* _TASK TO CARRY OUT_
Each entry that follows is to be retyped exactly. Pictures do not belong in the copy.

------ RECORDED INFORMATION

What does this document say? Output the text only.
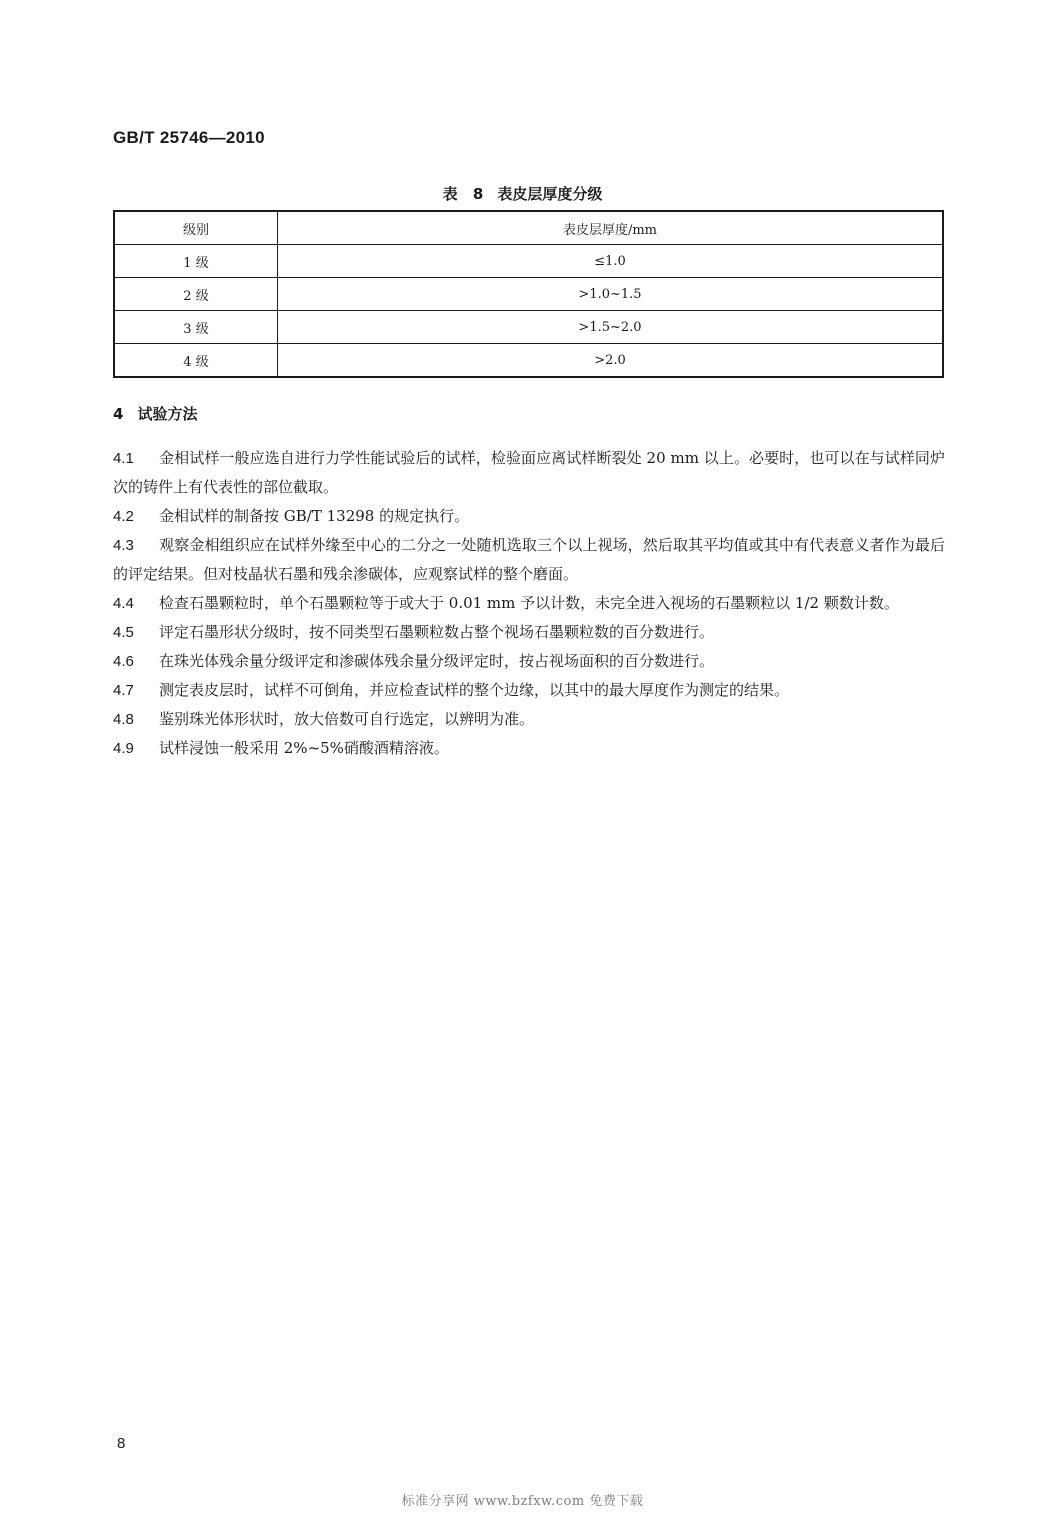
GB/T 25746—2010
表 8 表皮层厚度分级
级别	表皮层厚度/mm
1 级	≤1.0
2 级	>1.0~1.5
3 级	>1.5~2.0
4 级	>2.0
4 试验方法

4.1 金相试样一般应选自进行力学性能试验后的试样，检验面应离试样断裂处 20 mm 以上。必要时，也可以在与试样同炉次的铸件上有代表性的部位截取。

4.2 金相试样的制备按 GB/T 13298 的规定执行。

4.3 观察金相组织应在试样外缘至中心的二分之一处随机选取三个以上视场，然后取其平均值或其中有代表意义者作为最后的评定结果。但对枝晶状石墨和残余渗碳体，应观察试样的整个磨面。

4.4 检查石墨颗粒时，单个石墨颗粒等于或大于 0.01 mm 予以计数，未完全进入视场的石墨颗粒以 1/2 颗数计数。

4.5 评定石墨形状分级时，按不同类型石墨颗粒数占整个视场石墨颗粒数的百分数进行。

4.6 在珠光体残余量分级评定和渗碳体残余量分级评定时，按占视场面积的百分数进行。

4.7 测定表皮层时，试样不可倒角，并应检查试样的整个边缘，以其中的最大厚度作为测定的结果。

4.8 鉴别珠光体形状时，放大倍数可自行选定，以辨明为准。

4.9 试样浸蚀一般采用 2%~5%硝酸酒精溶液。

8
标准分享网 www.bzfxw.com 免费下载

------------

* _OUTPUT FOR THIS EXERCISE_
What does this document say? Output the text only.
GB/T 25746—2010
表 8 表皮层厚度分级
级别	表皮层厚度/mm
1 级	≤1.0
2 级	>1.0~1.5
3 级	>1.5~2.0
4 级	>2.0
4 试验方法

4.1 金相试样一般应选自进行力学性能试验后的试样，检验面应离试样断裂处 20 mm 以上。必要时，也可以在与试样同炉次的铸件上有代表性的部位截取。

4.2 金相试样的制备按 GB/T 13298 的规定执行。

4.3 观察金相组织应在试样外缘至中心的二分之一处随机选取三个以上视场，然后取其平均值或其中有代表意义者作为最后的评定结果。但对枝晶状石墨和残余渗碳体，应观察试样的整个磨面。

4.4 检查石墨颗粒时，单个石墨颗粒等于或大于 0.01 mm 予以计数，未完全进入视场的石墨颗粒以 1/2 颗数计数。

4.5 评定石墨形状分级时，按不同类型石墨颗粒数占整个视场石墨颗粒数的百分数进行。

4.6 在珠光体残余量分级评定和渗碳体残余量分级评定时，按占视场面积的百分数进行。

4.7 测定表皮层时，试样不可倒角，并应检查试样的整个边缘，以其中的最大厚度作为测定的结果。

4.8 鉴别珠光体形状时，放大倍数可自行选定，以辨明为准。

4.9 试样浸蚀一般采用 2%~5%硝酸酒精溶液。

8
标准分享网 www.bzfxw.com 免费下载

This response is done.